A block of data
==*==

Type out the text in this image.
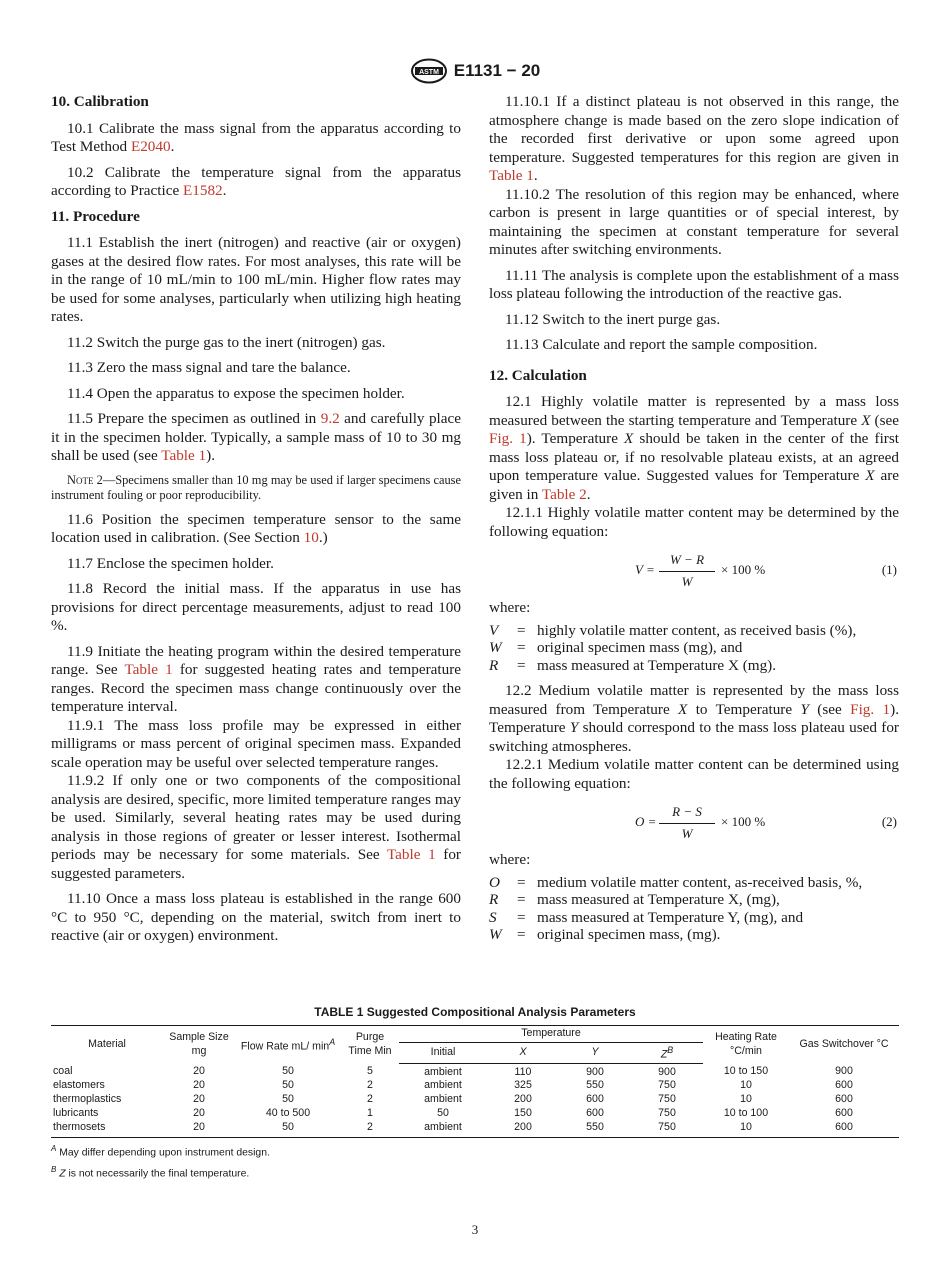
ASTM E1131 − 20
10. Calibration
10.1 Calibrate the mass signal from the apparatus according to Test Method E2040.
10.2 Calibrate the temperature signal from the apparatus according to Practice E1582.
11. Procedure
11.1 Establish the inert (nitrogen) and reactive (air or oxygen) gases at the desired flow rates. For most analyses, this rate will be in the range of 10 mL/min to 100 mL/min. Higher flow rates may be used for some analyses, particularly when utilizing high heating rates.
11.2 Switch the purge gas to the inert (nitrogen) gas.
11.3 Zero the mass signal and tare the balance.
11.4 Open the apparatus to expose the specimen holder.
11.5 Prepare the specimen as outlined in 9.2 and carefully place it in the specimen holder. Typically, a sample mass of 10 to 30 mg shall be used (see Table 1).
Note 2—Specimens smaller than 10 mg may be used if larger specimens cause instrument fouling or poor reproducibility.
11.6 Position the specimen temperature sensor to the same location used in calibration. (See Section 10.)
11.7 Enclose the specimen holder.
11.8 Record the initial mass. If the apparatus in use has provisions for direct percentage measurements, adjust to read 100 %.
11.9 Initiate the heating program within the desired temperature range. See Table 1 for suggested heating rates and temperature ranges. Record the specimen mass change continuously over the temperature interval.
11.9.1 The mass loss profile may be expressed in either milligrams or mass percent of original specimen mass. Expanded scale operation may be useful over selected temperature ranges.
11.9.2 If only one or two components of the compositional analysis are desired, specific, more limited temperature ranges may be used. Similarly, several heating rates may be used during analysis in those regions of greater or lesser interest. Isothermal periods may be necessary for some materials. See Table 1 for suggested parameters.
11.10 Once a mass loss plateau is established in the range 600 °C to 950 °C, depending on the material, switch from inert to reactive (air or oxygen) environment.
11.10.1 If a distinct plateau is not observed in this range, the atmosphere change is made based on the zero slope indication of the recorded first derivative or upon some agreed upon temperature. Suggested temperatures for this region are given in Table 1.
11.10.2 The resolution of this region may be enhanced, where carbon is present in large quantities or of special interest, by maintaining the specimen at constant temperature for several minutes after switching environments.
11.11 The analysis is complete upon the establishment of a mass loss plateau following the introduction of the reactive gas.
11.12 Switch to the inert purge gas.
11.13 Calculate and report the sample composition.
12. Calculation
12.1 Highly volatile matter is represented by a mass loss measured between the starting temperature and Temperature X (see Fig. 1). Temperature X should be taken in the center of the first mass loss plateau or, if no resolvable plateau exists, at an agreed upon temperature value. Suggested values for Temperature X are given in Table 2.
12.1.1 Highly volatile matter content may be determined by the following equation:
$V = \frac{W - R}{W} \times 100$ %	(1)
where:
V	= highly volatile matter content, as received basis (%),
W	= original specimen mass (mg), and
R	= mass measured at Temperature X (mg).
12.2 Medium volatile matter is represented by the mass loss measured from Temperature X to Temperature Y (see Fig. 1). Temperature Y should correspond to the mass loss plateau used for switching atmospheres.
12.2.1 Medium volatile matter content can be determined using the following equation:
$O = \frac{R - S}{W} \times 100$ %	(2)
where:
O	= medium volatile matter content, as-received basis, %,
R	= mass measured at Temperature X, (mg),
S	= mass measured at Temperature Y, (mg), and
W	= original specimen mass, (mg).
TABLE 1 Suggested Compositional Analysis Parameters
Material	Sample Size mg	Flow Rate mL/ $\min^A$	Purge Time Min	Temperature				Heating Rate °C/min	Gas Switchover °C
				Initial	X	Y	$Z^B$
coal	20	50	5	ambient	110	900	900	10 to 150	900
elastomers	20	50	2	ambient	325	550	750	10	600
thermoplastics	20	50	2	ambient	200	600	750	10	600
lubricants	20	40 to 500	1	50	150	600	750	10 to 100	600
thermosets	20	50	2	ambient	200	550	750	10	600
$^A$ May differ depending upon instrument design.
$^B$ Z is not necessarily the final temperature.
3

==*==

### [Written instruction]
Your copy should repeat each entry above exactly but contain no pictures.

### [Reply to the task]
Type out the text in this image.
ASTM E1131 − 20
10. Calibration
10.1 Calibrate the mass signal from the apparatus according to Test Method E2040.
10.2 Calibrate the temperature signal from the apparatus according to Practice E1582.
11. Procedure
11.1 Establish the inert (nitrogen) and reactive (air or oxygen) gases at the desired flow rates. For most analyses, this rate will be in the range of 10 mL/min to 100 mL/min. Higher flow rates may be used for some analyses, particularly when utilizing high heating rates.
11.2 Switch the purge gas to the inert (nitrogen) gas.
11.3 Zero the mass signal and tare the balance.
11.4 Open the apparatus to expose the specimen holder.
11.5 Prepare the specimen as outlined in 9.2 and carefully place it in the specimen holder. Typically, a sample mass of 10 to 30 mg shall be used (see Table 1).
Note 2—Specimens smaller than 10 mg may be used if larger specimens cause instrument fouling or poor reproducibility.
11.6 Position the specimen temperature sensor to the same location used in calibration. (See Section 10.)
11.7 Enclose the specimen holder.
11.8 Record the initial mass. If the apparatus in use has provisions for direct percentage measurements, adjust to read 100 %.
11.9 Initiate the heating program within the desired temperature range. See Table 1 for suggested heating rates and temperature ranges. Record the specimen mass change continuously over the temperature interval.
11.9.1 The mass loss profile may be expressed in either milligrams or mass percent of original specimen mass. Expanded scale operation may be useful over selected temperature ranges.
11.9.2 If only one or two components of the compositional analysis are desired, specific, more limited temperature ranges may be used. Similarly, several heating rates may be used during analysis in those regions of greater or lesser interest. Isothermal periods may be necessary for some materials. See Table 1 for suggested parameters.
11.10 Once a mass loss plateau is established in the range 600 °C to 950 °C, depending on the material, switch from inert to reactive (air or oxygen) environment.
11.10.1 If a distinct plateau is not observed in this range, the atmosphere change is made based on the zero slope indication of the recorded first derivative or upon some agreed upon temperature. Suggested temperatures for this region are given in Table 1.
11.10.2 The resolution of this region may be enhanced, where carbon is present in large quantities or of special interest, by maintaining the specimen at constant temperature for several minutes after switching environments.
11.11 The analysis is complete upon the establishment of a mass loss plateau following the introduction of the reactive gas.
11.12 Switch to the inert purge gas.
11.13 Calculate and report the sample composition.
12. Calculation
12.1 Highly volatile matter is represented by a mass loss measured between the starting temperature and Temperature X (see Fig. 1). Temperature X should be taken in the center of the first mass loss plateau or, if no resolvable plateau exists, at an agreed upon temperature value. Suggested values for Temperature X are given in Table 2.
12.1.1 Highly volatile matter content may be determined by the following equation:
$V = \frac{W - R}{W} \times 100$ %	(1)
where:
V	= highly volatile matter content, as received basis (%),
W	= original specimen mass (mg), and
R	= mass measured at Temperature X (mg).
12.2 Medium volatile matter is represented by the mass loss measured from Temperature X to Temperature Y (see Fig. 1). Temperature Y should correspond to the mass loss plateau used for switching atmospheres.
12.2.1 Medium volatile matter content can be determined using the following equation:
$O = \frac{R - S}{W} \times 100$ %	(2)
where:
O	= medium volatile matter content, as-received basis, %,
R	= mass measured at Temperature X, (mg),
S	= mass measured at Temperature Y, (mg), and
W	= original specimen mass, (mg).
TABLE 1 Suggested Compositional Analysis Parameters
Material	Sample Size mg	Flow Rate mL/ $\min^A$	Purge Time Min	Temperature				Heating Rate °C/min	Gas Switchover °C
				Initial	X	Y	$Z^B$
coal	20	50	5	ambient	110	900	900	10 to 150	900
elastomers	20	50	2	ambient	325	550	750	10	600
thermoplastics	20	50	2	ambient	200	600	750	10	600
lubricants	20	40 to 500	1	50	150	600	750	10 to 100	600
thermosets	20	50	2	ambient	200	550	750	10	600
$^A$ May differ depending upon instrument design.
$^B$ Z is not necessarily the final temperature.
3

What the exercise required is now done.